● WHAT IS BEING ASKED
Output all lines exactly.

● DATA FOR THIS TASK
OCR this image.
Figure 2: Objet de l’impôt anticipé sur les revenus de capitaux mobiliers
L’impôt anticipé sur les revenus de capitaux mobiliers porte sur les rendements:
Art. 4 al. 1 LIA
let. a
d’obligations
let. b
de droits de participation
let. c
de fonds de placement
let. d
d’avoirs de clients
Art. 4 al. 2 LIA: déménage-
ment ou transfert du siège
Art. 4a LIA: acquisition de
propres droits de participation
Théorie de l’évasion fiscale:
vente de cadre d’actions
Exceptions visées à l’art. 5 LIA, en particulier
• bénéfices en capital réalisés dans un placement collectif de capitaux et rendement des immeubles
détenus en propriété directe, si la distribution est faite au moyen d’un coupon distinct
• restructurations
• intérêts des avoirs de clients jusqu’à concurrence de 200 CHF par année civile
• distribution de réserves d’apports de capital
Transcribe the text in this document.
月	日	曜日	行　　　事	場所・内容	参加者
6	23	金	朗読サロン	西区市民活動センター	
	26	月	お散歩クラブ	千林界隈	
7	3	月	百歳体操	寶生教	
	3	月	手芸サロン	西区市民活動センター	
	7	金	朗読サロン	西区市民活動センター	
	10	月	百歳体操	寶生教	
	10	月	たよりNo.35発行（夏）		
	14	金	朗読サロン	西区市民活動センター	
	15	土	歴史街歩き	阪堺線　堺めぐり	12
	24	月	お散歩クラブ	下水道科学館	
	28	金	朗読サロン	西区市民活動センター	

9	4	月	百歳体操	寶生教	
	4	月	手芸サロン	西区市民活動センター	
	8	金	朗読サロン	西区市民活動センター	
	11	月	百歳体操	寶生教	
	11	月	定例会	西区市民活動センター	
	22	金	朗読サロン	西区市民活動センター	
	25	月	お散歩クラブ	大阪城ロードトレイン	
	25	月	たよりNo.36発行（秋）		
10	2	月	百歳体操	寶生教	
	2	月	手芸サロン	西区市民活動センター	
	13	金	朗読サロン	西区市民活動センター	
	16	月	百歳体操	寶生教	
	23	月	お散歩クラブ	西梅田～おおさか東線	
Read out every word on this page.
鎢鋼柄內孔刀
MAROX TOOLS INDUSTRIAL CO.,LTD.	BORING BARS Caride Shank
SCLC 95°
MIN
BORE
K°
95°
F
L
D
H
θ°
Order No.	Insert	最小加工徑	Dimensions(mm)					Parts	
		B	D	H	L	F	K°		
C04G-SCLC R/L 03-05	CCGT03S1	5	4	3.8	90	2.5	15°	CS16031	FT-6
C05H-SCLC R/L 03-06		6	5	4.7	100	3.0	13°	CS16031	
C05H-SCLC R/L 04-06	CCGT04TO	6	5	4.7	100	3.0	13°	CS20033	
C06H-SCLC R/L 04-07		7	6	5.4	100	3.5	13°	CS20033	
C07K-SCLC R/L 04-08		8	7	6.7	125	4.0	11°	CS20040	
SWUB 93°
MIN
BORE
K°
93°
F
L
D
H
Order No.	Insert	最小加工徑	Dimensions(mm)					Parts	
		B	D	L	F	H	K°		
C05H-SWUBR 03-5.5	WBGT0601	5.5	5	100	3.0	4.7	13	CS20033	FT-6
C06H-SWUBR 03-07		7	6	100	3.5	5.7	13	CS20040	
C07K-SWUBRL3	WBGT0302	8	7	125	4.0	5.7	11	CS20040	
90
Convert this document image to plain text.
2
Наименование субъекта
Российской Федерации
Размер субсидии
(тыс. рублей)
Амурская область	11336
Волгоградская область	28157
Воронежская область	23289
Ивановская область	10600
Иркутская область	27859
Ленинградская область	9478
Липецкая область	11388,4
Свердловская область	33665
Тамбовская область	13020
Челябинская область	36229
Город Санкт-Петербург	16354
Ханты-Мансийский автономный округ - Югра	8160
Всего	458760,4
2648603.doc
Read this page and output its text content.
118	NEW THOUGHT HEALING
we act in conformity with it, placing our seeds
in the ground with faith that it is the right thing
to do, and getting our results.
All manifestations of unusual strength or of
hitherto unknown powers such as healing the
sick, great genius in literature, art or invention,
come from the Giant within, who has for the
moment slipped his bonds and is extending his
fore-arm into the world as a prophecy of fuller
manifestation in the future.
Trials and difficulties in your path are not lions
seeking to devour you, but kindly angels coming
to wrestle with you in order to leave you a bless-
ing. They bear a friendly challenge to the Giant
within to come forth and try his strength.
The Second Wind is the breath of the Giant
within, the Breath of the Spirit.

● RESPONSE TO THIS TASK
OCR this image.
Figure 2: Objet de l’impôt anticipé sur les revenus de capitaux mobiliers
L’impôt anticipé sur les revenus de capitaux mobiliers porte sur les rendements:
Art. 4 al. 1 LIA
let. a
d’obligations
let. b
de droits de participation
let. c
de fonds de placement
let. d
d’avoirs de clients
Art. 4 al. 2 LIA: déménage-
ment ou transfert du siège
Art. 4a LIA: acquisition de
propres droits de participation
Théorie de l’évasion fiscale:
vente de cadre d’actions
Exceptions visées à l’art. 5 LIA, en particulier
• bénéfices en capital réalisés dans un placement collectif de capitaux et rendement des immeubles
détenus en propriété directe, si la distribution est faite au moyen d’un coupon distinct
• restructurations
• intérêts des avoirs de clients jusqu’à concurrence de 200 CHF par année civile
• distribution de réserves d’apports de capital
Transcribe the text in this document.
月	日	曜日	行　　　事	場所・内容	参加者
6	23	金	朗読サロン	西区市民活動センター	
	26	月	お散歩クラブ	千林界隈	
7	3	月	百歳体操	寶生教	
	3	月	手芸サロン	西区市民活動センター	
	7	金	朗読サロン	西区市民活動センター	
	10	月	百歳体操	寶生教	
	10	月	たよりNo.35発行（夏）		
	14	金	朗読サロン	西区市民活動センター	
	15	土	歴史街歩き	阪堺線　堺めぐり	12
	24	月	お散歩クラブ	下水道科学館	
	28	金	朗読サロン	西区市民活動センター	

9	4	月	百歳体操	寶生教	
	4	月	手芸サロン	西区市民活動センター	
	8	金	朗読サロン	西区市民活動センター	
	11	月	百歳体操	寶生教	
	11	月	定例会	西区市民活動センター	
	22	金	朗読サロン	西区市民活動センター	
	25	月	お散歩クラブ	大阪城ロードトレイン	
	25	月	たよりNo.36発行（秋）		
10	2	月	百歳体操	寶生教	
	2	月	手芸サロン	西区市民活動センター	
	13	金	朗読サロン	西区市民活動センター	
	16	月	百歳体操	寶生教	
	23	月	お散歩クラブ	西梅田～おおさか東線	
Read out every word on this page.
鎢鋼柄內孔刀
MAROX TOOLS INDUSTRIAL CO.,LTD.	BORING BARS Caride Shank
SCLC 95°
MIN
BORE
K°
95°
F
L
D
H
θ°
Order No.	Insert	最小加工徑	Dimensions(mm)					Parts	
		B	D	H	L	F	K°		
C04G-SCLC R/L 03-05	CCGT03S1	5	4	3.8	90	2.5	15°	CS16031	FT-6
C05H-SCLC R/L 03-06		6	5	4.7	100	3.0	13°	CS16031	
C05H-SCLC R/L 04-06	CCGT04TO	6	5	4.7	100	3.0	13°	CS20033	
C06H-SCLC R/L 04-07		7	6	5.4	100	3.5	13°	CS20033	
C07K-SCLC R/L 04-08		8	7	6.7	125	4.0	11°	CS20040	
SWUB 93°
MIN
BORE
K°
93°
F
L
D
H
Order No.	Insert	最小加工徑	Dimensions(mm)					Parts	
		B	D	L	F	H	K°		
C05H-SWUBR 03-5.5	WBGT0601	5.5	5	100	3.0	4.7	13	CS20033	FT-6
C06H-SWUBR 03-07		7	6	100	3.5	5.7	13	CS20040	
C07K-SWUBRL3	WBGT0302	8	7	125	4.0	5.7	11	CS20040	
90
Convert this document image to plain text.
2
Наименование субъекта
Российской Федерации
Размер субсидии
(тыс. рублей)
Амурская область	11336
Волгоградская область	28157
Воронежская область	23289
Ивановская область	10600
Иркутская область	27859
Ленинградская область	9478
Липецкая область	11388,4
Свердловская область	33665
Тамбовская область	13020
Челябинская область	36229
Город Санкт-Петербург	16354
Ханты-Мансийский автономный округ - Югра	8160
Всего	458760,4
2648603.doc
Read this page and output its text content.
118	NEW THOUGHT HEALING
we act in conformity with it, placing our seeds
in the ground with faith that it is the right thing
to do, and getting our results.
All manifestations of unusual strength or of
hitherto unknown powers such as healing the
sick, great genius in literature, art or invention,
come from the Giant within, who has for the
moment slipped his bonds and is extending his
fore-arm into the world as a prophecy of fuller
manifestation in the future.
Trials and difficulties in your path are not lions
seeking to devour you, but kindly angels coming
to wrestle with you in order to leave you a bless-
ing. They bear a friendly challenge to the Giant
within to come forth and try his strength.
The Second Wind is the breath of the Giant
within, the Breath of the Spirit.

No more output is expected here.